**Given problem**
Restate the records that follow word for word; no pictures should appear.

**Supplied data**
<<<<

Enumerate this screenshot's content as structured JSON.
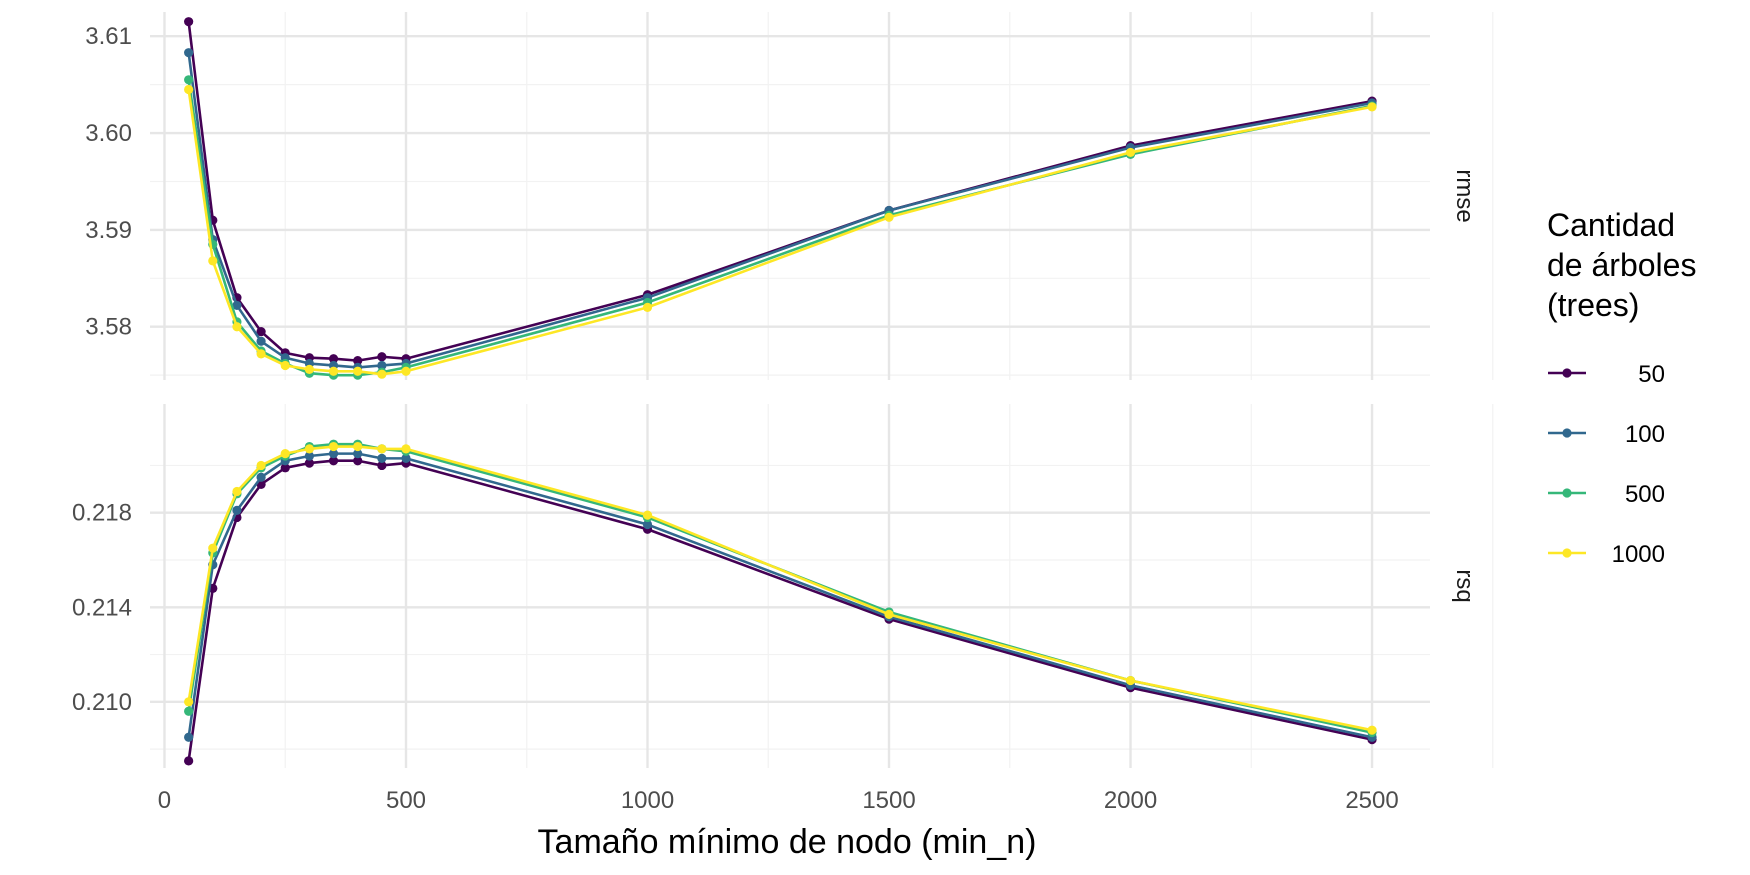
{
  "chart_data": {
    "type": "line",
    "xlabel": "Tamaño mínimo de nodo (min_n)",
    "x_ticks": [
      0,
      500,
      1000,
      1500,
      2000,
      2500
    ],
    "xlim": [
      -30,
      2620
    ],
    "x": [
      50,
      100,
      150,
      200,
      250,
      300,
      350,
      400,
      450,
      500,
      1000,
      1500,
      2000,
      2500
    ],
    "legend": {
      "title_lines": [
        "Cantidad",
        "de árboles",
        "(trees)"
      ],
      "placement": "right",
      "entries": [
        "50",
        "100",
        "500",
        "1000"
      ]
    },
    "colors": [
      "#440154",
      "#31688e",
      "#35b779",
      "#fde725"
    ],
    "grid": true,
    "panels": [
      {
        "label": "rmse",
        "ylim": [
          3.5745,
          3.6125
        ],
        "y_ticks": [
          "3.58",
          "3.59",
          "3.60",
          "3.61"
        ],
        "y_tick_values": [
          3.58,
          3.59,
          3.6,
          3.61
        ],
        "series": [
          {
            "name": "50",
            "values": [
              3.6115,
              3.591,
              3.583,
              3.5795,
              3.5773,
              3.5768,
              3.5767,
              3.5765,
              3.5769,
              3.5767,
              3.5833,
              3.592,
              3.5987,
              3.6033
            ]
          },
          {
            "name": "100",
            "values": [
              3.6083,
              3.589,
              3.5822,
              3.5785,
              3.5768,
              3.5762,
              3.576,
              3.5758,
              3.576,
              3.5762,
              3.583,
              3.592,
              3.5985,
              3.6031
            ]
          },
          {
            "name": "500",
            "values": [
              3.6055,
              3.5885,
              3.5805,
              3.5775,
              3.5762,
              3.5752,
              3.575,
              3.575,
              3.5753,
              3.5758,
              3.5825,
              3.5915,
              3.5978,
              3.6028
            ]
          },
          {
            "name": "1000",
            "values": [
              3.6045,
              3.5868,
              3.58,
              3.5772,
              3.576,
              3.5756,
              3.5754,
              3.5754,
              3.5751,
              3.5754,
              3.582,
              3.5913,
              3.598,
              3.6027
            ]
          }
        ]
      },
      {
        "label": "rsq",
        "ylim": [
          0.2072,
          0.2226
        ],
        "y_ticks": [
          "0.210",
          "0.214",
          "0.218"
        ],
        "y_tick_values": [
          0.21,
          0.214,
          0.218
        ],
        "series": [
          {
            "name": "50",
            "values": [
              0.2075,
              0.2148,
              0.2178,
              0.2192,
              0.2199,
              0.2201,
              0.2202,
              0.2202,
              0.22,
              0.2201,
              0.2173,
              0.2135,
              0.2106,
              0.2084
            ]
          },
          {
            "name": "100",
            "values": [
              0.2085,
              0.2158,
              0.2181,
              0.2195,
              0.2202,
              0.2204,
              0.2205,
              0.2205,
              0.2203,
              0.2203,
              0.2175,
              0.2136,
              0.2107,
              0.2085
            ]
          },
          {
            "name": "500",
            "values": [
              0.2096,
              0.2163,
              0.2188,
              0.2199,
              0.2204,
              0.2208,
              0.2209,
              0.2209,
              0.2207,
              0.2206,
              0.2178,
              0.2138,
              0.2109,
              0.2087
            ]
          },
          {
            "name": "1000",
            "values": [
              0.21,
              0.2165,
              0.2189,
              0.22,
              0.2205,
              0.2207,
              0.2208,
              0.2208,
              0.2207,
              0.2207,
              0.2179,
              0.2137,
              0.2109,
              0.2088
            ]
          }
        ]
      }
    ]
  }
}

>>>>

**Solution to this exercise**
Enumerate this screenshot's content as structured JSON.
{
  "chart_data": {
    "type": "line",
    "xlabel": "Tamaño mínimo de nodo (min_n)",
    "x_ticks": [
      0,
      500,
      1000,
      1500,
      2000,
      2500
    ],
    "xlim": [
      -30,
      2620
    ],
    "x": [
      50,
      100,
      150,
      200,
      250,
      300,
      350,
      400,
      450,
      500,
      1000,
      1500,
      2000,
      2500
    ],
    "legend": {
      "title_lines": [
        "Cantidad",
        "de árboles",
        "(trees)"
      ],
      "placement": "right",
      "entries": [
        "50",
        "100",
        "500",
        "1000"
      ]
    },
    "colors": [
      "#440154",
      "#31688e",
      "#35b779",
      "#fde725"
    ],
    "grid": true,
    "panels": [
      {
        "label": "rmse",
        "ylim": [
          3.5745,
          3.6125
        ],
        "y_ticks": [
          "3.58",
          "3.59",
          "3.60",
          "3.61"
        ],
        "y_tick_values": [
          3.58,
          3.59,
          3.6,
          3.61
        ],
        "series": [
          {
            "name": "50",
            "values": [
              3.6115,
              3.591,
              3.583,
              3.5795,
              3.5773,
              3.5768,
              3.5767,
              3.5765,
              3.5769,
              3.5767,
              3.5833,
              3.592,
              3.5987,
              3.6033
            ]
          },
          {
            "name": "100",
            "values": [
              3.6083,
              3.589,
              3.5822,
              3.5785,
              3.5768,
              3.5762,
              3.576,
              3.5758,
              3.576,
              3.5762,
              3.583,
              3.592,
              3.5985,
              3.6031
            ]
          },
          {
            "name": "500",
            "values": [
              3.6055,
              3.5885,
              3.5805,
              3.5775,
              3.5762,
              3.5752,
              3.575,
              3.575,
              3.5753,
              3.5758,
              3.5825,
              3.5915,
              3.5978,
              3.6028
            ]
          },
          {
            "name": "1000",
            "values": [
              3.6045,
              3.5868,
              3.58,
              3.5772,
              3.576,
              3.5756,
              3.5754,
              3.5754,
              3.5751,
              3.5754,
              3.582,
              3.5913,
              3.598,
              3.6027
            ]
          }
        ]
      },
      {
        "label": "rsq",
        "ylim": [
          0.2072,
          0.2226
        ],
        "y_ticks": [
          "0.210",
          "0.214",
          "0.218"
        ],
        "y_tick_values": [
          0.21,
          0.214,
          0.218
        ],
        "series": [
          {
            "name": "50",
            "values": [
              0.2075,
              0.2148,
              0.2178,
              0.2192,
              0.2199,
              0.2201,
              0.2202,
              0.2202,
              0.22,
              0.2201,
              0.2173,
              0.2135,
              0.2106,
              0.2084
            ]
          },
          {
            "name": "100",
            "values": [
              0.2085,
              0.2158,
              0.2181,
              0.2195,
              0.2202,
              0.2204,
              0.2205,
              0.2205,
              0.2203,
              0.2203,
              0.2175,
              0.2136,
              0.2107,
              0.2085
            ]
          },
          {
            "name": "500",
            "values": [
              0.2096,
              0.2163,
              0.2188,
              0.2199,
              0.2204,
              0.2208,
              0.2209,
              0.2209,
              0.2207,
              0.2206,
              0.2178,
              0.2138,
              0.2109,
              0.2087
            ]
          },
          {
            "name": "1000",
            "values": [
              0.21,
              0.2165,
              0.2189,
              0.22,
              0.2205,
              0.2207,
              0.2208,
              0.2208,
              0.2207,
              0.2207,
              0.2179,
              0.2137,
              0.2109,
              0.2088
            ]
          }
        ]
      }
    ]
  }
}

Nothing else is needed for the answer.